:: What is being asked ::
Reproduce each record below exactly as written.

Data extracted from a collection:
++++++
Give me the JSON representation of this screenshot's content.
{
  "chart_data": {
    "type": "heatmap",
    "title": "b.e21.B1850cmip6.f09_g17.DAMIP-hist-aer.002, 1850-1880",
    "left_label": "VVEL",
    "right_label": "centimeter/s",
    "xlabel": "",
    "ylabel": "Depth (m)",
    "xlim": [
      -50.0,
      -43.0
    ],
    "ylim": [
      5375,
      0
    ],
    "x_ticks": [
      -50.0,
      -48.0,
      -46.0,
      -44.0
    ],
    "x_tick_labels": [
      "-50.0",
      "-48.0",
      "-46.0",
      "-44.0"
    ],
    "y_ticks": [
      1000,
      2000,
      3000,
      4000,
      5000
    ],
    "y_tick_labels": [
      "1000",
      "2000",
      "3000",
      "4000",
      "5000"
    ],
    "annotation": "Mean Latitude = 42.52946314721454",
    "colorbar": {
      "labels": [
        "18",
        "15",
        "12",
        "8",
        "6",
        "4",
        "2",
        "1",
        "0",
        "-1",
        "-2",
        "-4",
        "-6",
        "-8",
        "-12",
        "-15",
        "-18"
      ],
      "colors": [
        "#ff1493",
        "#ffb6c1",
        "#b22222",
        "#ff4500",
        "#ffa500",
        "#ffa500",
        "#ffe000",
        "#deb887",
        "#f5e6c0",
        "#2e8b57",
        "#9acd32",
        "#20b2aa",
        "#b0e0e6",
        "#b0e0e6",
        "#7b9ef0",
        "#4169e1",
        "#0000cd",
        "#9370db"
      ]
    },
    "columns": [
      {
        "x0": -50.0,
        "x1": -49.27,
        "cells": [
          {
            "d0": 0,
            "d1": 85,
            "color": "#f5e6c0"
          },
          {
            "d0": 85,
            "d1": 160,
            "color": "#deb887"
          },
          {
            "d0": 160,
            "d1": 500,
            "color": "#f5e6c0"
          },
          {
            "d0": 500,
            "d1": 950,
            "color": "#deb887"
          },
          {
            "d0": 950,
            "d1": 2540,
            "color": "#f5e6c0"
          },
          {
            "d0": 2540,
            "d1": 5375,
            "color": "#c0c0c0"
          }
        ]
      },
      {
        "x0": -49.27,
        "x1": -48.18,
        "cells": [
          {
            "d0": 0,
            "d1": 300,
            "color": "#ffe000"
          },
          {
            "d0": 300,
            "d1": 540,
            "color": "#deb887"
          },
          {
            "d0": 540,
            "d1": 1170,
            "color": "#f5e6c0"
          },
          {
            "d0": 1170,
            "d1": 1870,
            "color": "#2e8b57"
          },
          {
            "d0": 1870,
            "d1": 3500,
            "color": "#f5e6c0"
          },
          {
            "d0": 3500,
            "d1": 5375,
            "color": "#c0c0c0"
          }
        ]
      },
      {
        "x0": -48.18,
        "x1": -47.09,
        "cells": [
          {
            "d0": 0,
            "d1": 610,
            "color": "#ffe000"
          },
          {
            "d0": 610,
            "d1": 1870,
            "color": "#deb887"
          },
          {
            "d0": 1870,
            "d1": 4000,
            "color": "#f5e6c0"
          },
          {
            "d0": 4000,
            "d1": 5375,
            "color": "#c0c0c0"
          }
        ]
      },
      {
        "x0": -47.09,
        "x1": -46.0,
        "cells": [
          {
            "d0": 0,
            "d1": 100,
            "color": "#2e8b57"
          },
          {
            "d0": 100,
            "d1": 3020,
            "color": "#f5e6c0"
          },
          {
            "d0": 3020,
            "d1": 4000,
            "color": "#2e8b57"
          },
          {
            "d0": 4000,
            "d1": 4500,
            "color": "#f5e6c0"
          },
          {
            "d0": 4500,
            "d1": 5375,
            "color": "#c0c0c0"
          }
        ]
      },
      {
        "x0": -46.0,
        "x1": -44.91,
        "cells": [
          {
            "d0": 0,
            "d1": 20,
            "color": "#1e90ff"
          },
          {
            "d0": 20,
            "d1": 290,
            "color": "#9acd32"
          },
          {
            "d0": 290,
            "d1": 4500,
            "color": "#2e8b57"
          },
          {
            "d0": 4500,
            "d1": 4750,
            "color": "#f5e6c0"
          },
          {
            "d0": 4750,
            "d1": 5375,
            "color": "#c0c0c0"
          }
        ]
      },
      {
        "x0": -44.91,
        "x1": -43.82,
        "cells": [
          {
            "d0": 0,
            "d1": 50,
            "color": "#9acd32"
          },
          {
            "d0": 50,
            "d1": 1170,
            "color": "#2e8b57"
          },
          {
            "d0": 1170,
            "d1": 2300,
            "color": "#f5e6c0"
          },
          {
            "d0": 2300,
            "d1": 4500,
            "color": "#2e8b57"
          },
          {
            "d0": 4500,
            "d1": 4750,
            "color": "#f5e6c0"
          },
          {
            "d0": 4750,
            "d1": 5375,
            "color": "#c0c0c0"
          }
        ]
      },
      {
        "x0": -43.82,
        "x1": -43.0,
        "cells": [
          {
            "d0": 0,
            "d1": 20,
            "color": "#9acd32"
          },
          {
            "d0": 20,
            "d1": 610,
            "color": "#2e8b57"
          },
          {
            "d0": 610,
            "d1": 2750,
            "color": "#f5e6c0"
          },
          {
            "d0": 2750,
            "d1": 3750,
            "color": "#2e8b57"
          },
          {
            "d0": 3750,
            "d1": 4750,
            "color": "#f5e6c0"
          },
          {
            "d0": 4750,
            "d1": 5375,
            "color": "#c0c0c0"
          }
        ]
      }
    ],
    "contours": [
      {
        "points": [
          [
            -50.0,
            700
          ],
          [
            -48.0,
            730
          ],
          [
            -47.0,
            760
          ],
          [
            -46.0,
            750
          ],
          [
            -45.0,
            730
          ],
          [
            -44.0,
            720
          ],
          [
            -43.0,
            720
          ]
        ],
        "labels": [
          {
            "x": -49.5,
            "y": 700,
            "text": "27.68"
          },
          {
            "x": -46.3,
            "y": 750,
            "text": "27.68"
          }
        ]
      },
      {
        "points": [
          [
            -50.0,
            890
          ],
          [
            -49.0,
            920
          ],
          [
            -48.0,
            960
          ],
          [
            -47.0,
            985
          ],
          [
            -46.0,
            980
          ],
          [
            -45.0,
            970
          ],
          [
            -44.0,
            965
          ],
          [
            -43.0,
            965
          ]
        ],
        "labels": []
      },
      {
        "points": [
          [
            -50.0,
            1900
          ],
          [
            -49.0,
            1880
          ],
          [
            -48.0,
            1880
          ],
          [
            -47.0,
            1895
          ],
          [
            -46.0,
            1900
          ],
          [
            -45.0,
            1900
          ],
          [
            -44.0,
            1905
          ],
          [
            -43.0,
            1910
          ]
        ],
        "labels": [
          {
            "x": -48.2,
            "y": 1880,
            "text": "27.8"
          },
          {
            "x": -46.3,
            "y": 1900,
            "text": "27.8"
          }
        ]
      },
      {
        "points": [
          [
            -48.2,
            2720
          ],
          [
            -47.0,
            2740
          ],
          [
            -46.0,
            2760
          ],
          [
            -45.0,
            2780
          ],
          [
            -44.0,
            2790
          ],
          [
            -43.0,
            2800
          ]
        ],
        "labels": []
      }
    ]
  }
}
++++++
:: Answer to this exercise ::
Give me the JSON representation of this screenshot's content.
{
  "chart_data": {
    "type": "heatmap",
    "title": "b.e21.B1850cmip6.f09_g17.DAMIP-hist-aer.002, 1850-1880",
    "left_label": "VVEL",
    "right_label": "centimeter/s",
    "xlabel": "",
    "ylabel": "Depth (m)",
    "xlim": [
      -50.0,
      -43.0
    ],
    "ylim": [
      5375,
      0
    ],
    "x_ticks": [
      -50.0,
      -48.0,
      -46.0,
      -44.0
    ],
    "x_tick_labels": [
      "-50.0",
      "-48.0",
      "-46.0",
      "-44.0"
    ],
    "y_ticks": [
      1000,
      2000,
      3000,
      4000,
      5000
    ],
    "y_tick_labels": [
      "1000",
      "2000",
      "3000",
      "4000",
      "5000"
    ],
    "annotation": "Mean Latitude = 42.52946314721454",
    "colorbar": {
      "labels": [
        "18",
        "15",
        "12",
        "8",
        "6",
        "4",
        "2",
        "1",
        "0",
        "-1",
        "-2",
        "-4",
        "-6",
        "-8",
        "-12",
        "-15",
        "-18"
      ],
      "colors": [
        "#ff1493",
        "#ffb6c1",
        "#b22222",
        "#ff4500",
        "#ffa500",
        "#ffa500",
        "#ffe000",
        "#deb887",
        "#f5e6c0",
        "#2e8b57",
        "#9acd32",
        "#20b2aa",
        "#b0e0e6",
        "#b0e0e6",
        "#7b9ef0",
        "#4169e1",
        "#0000cd",
        "#9370db"
      ]
    },
    "columns": [
      {
        "x0": -50.0,
        "x1": -49.27,
        "cells": [
          {
            "d0": 0,
            "d1": 85,
            "color": "#f5e6c0"
          },
          {
            "d0": 85,
            "d1": 160,
            "color": "#deb887"
          },
          {
            "d0": 160,
            "d1": 500,
            "color": "#f5e6c0"
          },
          {
            "d0": 500,
            "d1": 950,
            "color": "#deb887"
          },
          {
            "d0": 950,
            "d1": 2540,
            "color": "#f5e6c0"
          },
          {
            "d0": 2540,
            "d1": 5375,
            "color": "#c0c0c0"
          }
        ]
      },
      {
        "x0": -49.27,
        "x1": -48.18,
        "cells": [
          {
            "d0": 0,
            "d1": 300,
            "color": "#ffe000"
          },
          {
            "d0": 300,
            "d1": 540,
            "color": "#deb887"
          },
          {
            "d0": 540,
            "d1": 1170,
            "color": "#f5e6c0"
          },
          {
            "d0": 1170,
            "d1": 1870,
            "color": "#2e8b57"
          },
          {
            "d0": 1870,
            "d1": 3500,
            "color": "#f5e6c0"
          },
          {
            "d0": 3500,
            "d1": 5375,
            "color": "#c0c0c0"
          }
        ]
      },
      {
        "x0": -48.18,
        "x1": -47.09,
        "cells": [
          {
            "d0": 0,
            "d1": 610,
            "color": "#ffe000"
          },
          {
            "d0": 610,
            "d1": 1870,
            "color": "#deb887"
          },
          {
            "d0": 1870,
            "d1": 4000,
            "color": "#f5e6c0"
          },
          {
            "d0": 4000,
            "d1": 5375,
            "color": "#c0c0c0"
          }
        ]
      },
      {
        "x0": -47.09,
        "x1": -46.0,
        "cells": [
          {
            "d0": 0,
            "d1": 100,
            "color": "#2e8b57"
          },
          {
            "d0": 100,
            "d1": 3020,
            "color": "#f5e6c0"
          },
          {
            "d0": 3020,
            "d1": 4000,
            "color": "#2e8b57"
          },
          {
            "d0": 4000,
            "d1": 4500,
            "color": "#f5e6c0"
          },
          {
            "d0": 4500,
            "d1": 5375,
            "color": "#c0c0c0"
          }
        ]
      },
      {
        "x0": -46.0,
        "x1": -44.91,
        "cells": [
          {
            "d0": 0,
            "d1": 20,
            "color": "#1e90ff"
          },
          {
            "d0": 20,
            "d1": 290,
            "color": "#9acd32"
          },
          {
            "d0": 290,
            "d1": 4500,
            "color": "#2e8b57"
          },
          {
            "d0": 4500,
            "d1": 4750,
            "color": "#f5e6c0"
          },
          {
            "d0": 4750,
            "d1": 5375,
            "color": "#c0c0c0"
          }
        ]
      },
      {
        "x0": -44.91,
        "x1": -43.82,
        "cells": [
          {
            "d0": 0,
            "d1": 50,
            "color": "#9acd32"
          },
          {
            "d0": 50,
            "d1": 1170,
            "color": "#2e8b57"
          },
          {
            "d0": 1170,
            "d1": 2300,
            "color": "#f5e6c0"
          },
          {
            "d0": 2300,
            "d1": 4500,
            "color": "#2e8b57"
          },
          {
            "d0": 4500,
            "d1": 4750,
            "color": "#f5e6c0"
          },
          {
            "d0": 4750,
            "d1": 5375,
            "color": "#c0c0c0"
          }
        ]
      },
      {
        "x0": -43.82,
        "x1": -43.0,
        "cells": [
          {
            "d0": 0,
            "d1": 20,
            "color": "#9acd32"
          },
          {
            "d0": 20,
            "d1": 610,
            "color": "#2e8b57"
          },
          {
            "d0": 610,
            "d1": 2750,
            "color": "#f5e6c0"
          },
          {
            "d0": 2750,
            "d1": 3750,
            "color": "#2e8b57"
          },
          {
            "d0": 3750,
            "d1": 4750,
            "color": "#f5e6c0"
          },
          {
            "d0": 4750,
            "d1": 5375,
            "color": "#c0c0c0"
          }
        ]
      }
    ],
    "contours": [
      {
        "points": [
          [
            -50.0,
            700
          ],
          [
            -48.0,
            730
          ],
          [
            -47.0,
            760
          ],
          [
            -46.0,
            750
          ],
          [
            -45.0,
            730
          ],
          [
            -44.0,
            720
          ],
          [
            -43.0,
            720
          ]
        ],
        "labels": [
          {
            "x": -49.5,
            "y": 700,
            "text": "27.68"
          },
          {
            "x": -46.3,
            "y": 750,
            "text": "27.68"
          }
        ]
      },
      {
        "points": [
          [
            -50.0,
            890
          ],
          [
            -49.0,
            920
          ],
          [
            -48.0,
            960
          ],
          [
            -47.0,
            985
          ],
          [
            -46.0,
            980
          ],
          [
            -45.0,
            970
          ],
          [
            -44.0,
            965
          ],
          [
            -43.0,
            965
          ]
        ],
        "labels": []
      },
      {
        "points": [
          [
            -50.0,
            1900
          ],
          [
            -49.0,
            1880
          ],
          [
            -48.0,
            1880
          ],
          [
            -47.0,
            1895
          ],
          [
            -46.0,
            1900
          ],
          [
            -45.0,
            1900
          ],
          [
            -44.0,
            1905
          ],
          [
            -43.0,
            1910
          ]
        ],
        "labels": [
          {
            "x": -48.2,
            "y": 1880,
            "text": "27.8"
          },
          {
            "x": -46.3,
            "y": 1900,
            "text": "27.8"
          }
        ]
      },
      {
        "points": [
          [
            -48.2,
            2720
          ],
          [
            -47.0,
            2740
          ],
          [
            -46.0,
            2760
          ],
          [
            -45.0,
            2780
          ],
          [
            -44.0,
            2790
          ],
          [
            -43.0,
            2800
          ]
        ],
        "labels": []
      }
    ]
  }
}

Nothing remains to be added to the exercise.